(Dataset items)
- - -
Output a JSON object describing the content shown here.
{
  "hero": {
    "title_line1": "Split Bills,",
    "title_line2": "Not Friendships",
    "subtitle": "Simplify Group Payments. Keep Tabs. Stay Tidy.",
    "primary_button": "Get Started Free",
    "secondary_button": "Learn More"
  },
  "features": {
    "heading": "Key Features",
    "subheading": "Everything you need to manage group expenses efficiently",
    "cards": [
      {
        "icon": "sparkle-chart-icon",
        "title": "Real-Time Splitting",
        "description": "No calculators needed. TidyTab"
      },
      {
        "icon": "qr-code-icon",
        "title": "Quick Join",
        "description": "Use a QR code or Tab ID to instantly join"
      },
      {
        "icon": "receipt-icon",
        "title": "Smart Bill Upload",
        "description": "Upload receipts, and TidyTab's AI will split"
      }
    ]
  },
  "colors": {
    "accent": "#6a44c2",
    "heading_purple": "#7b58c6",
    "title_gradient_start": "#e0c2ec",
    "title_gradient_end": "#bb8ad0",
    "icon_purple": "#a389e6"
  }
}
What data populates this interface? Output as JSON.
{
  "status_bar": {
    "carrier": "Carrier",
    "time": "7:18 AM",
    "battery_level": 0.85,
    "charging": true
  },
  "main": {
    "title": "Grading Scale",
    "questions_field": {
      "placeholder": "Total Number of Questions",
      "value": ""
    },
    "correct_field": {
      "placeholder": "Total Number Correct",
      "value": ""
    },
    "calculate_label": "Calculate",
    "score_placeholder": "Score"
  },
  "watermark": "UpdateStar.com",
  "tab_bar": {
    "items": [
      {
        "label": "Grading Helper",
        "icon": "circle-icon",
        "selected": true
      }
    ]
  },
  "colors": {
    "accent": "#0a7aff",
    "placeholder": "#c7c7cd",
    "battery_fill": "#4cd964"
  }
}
- - -
* _Task to carry out_:
Every line of the records above needs to be given again exactly.

* _Problem solution_:
Output a JSON object describing the content shown here.
{
  "hero": {
    "title_line1": "Split Bills,",
    "title_line2": "Not Friendships",
    "subtitle": "Simplify Group Payments. Keep Tabs. Stay Tidy.",
    "primary_button": "Get Started Free",
    "secondary_button": "Learn More"
  },
  "features": {
    "heading": "Key Features",
    "subheading": "Everything you need to manage group expenses efficiently",
    "cards": [
      {
        "icon": "sparkle-chart-icon",
        "title": "Real-Time Splitting",
        "description": "No calculators needed. TidyTab"
      },
      {
        "icon": "qr-code-icon",
        "title": "Quick Join",
        "description": "Use a QR code or Tab ID to instantly join"
      },
      {
        "icon": "receipt-icon",
        "title": "Smart Bill Upload",
        "description": "Upload receipts, and TidyTab's AI will split"
      }
    ]
  },
  "colors": {
    "accent": "#6a44c2",
    "heading_purple": "#7b58c6",
    "title_gradient_start": "#e0c2ec",
    "title_gradient_end": "#bb8ad0",
    "icon_purple": "#a389e6"
  }
}
What data populates this interface? Output as JSON.
{
  "status_bar": {
    "carrier": "Carrier",
    "time": "7:18 AM",
    "battery_level": 0.85,
    "charging": true
  },
  "main": {
    "title": "Grading Scale",
    "questions_field": {
      "placeholder": "Total Number of Questions",
      "value": ""
    },
    "correct_field": {
      "placeholder": "Total Number Correct",
      "value": ""
    },
    "calculate_label": "Calculate",
    "score_placeholder": "Score"
  },
  "watermark": "UpdateStar.com",
  "tab_bar": {
    "items": [
      {
        "label": "Grading Helper",
        "icon": "circle-icon",
        "selected": true
      }
    ]
  },
  "colors": {
    "accent": "#0a7aff",
    "placeholder": "#c7c7cd",
    "battery_fill": "#4cd964"
  }
}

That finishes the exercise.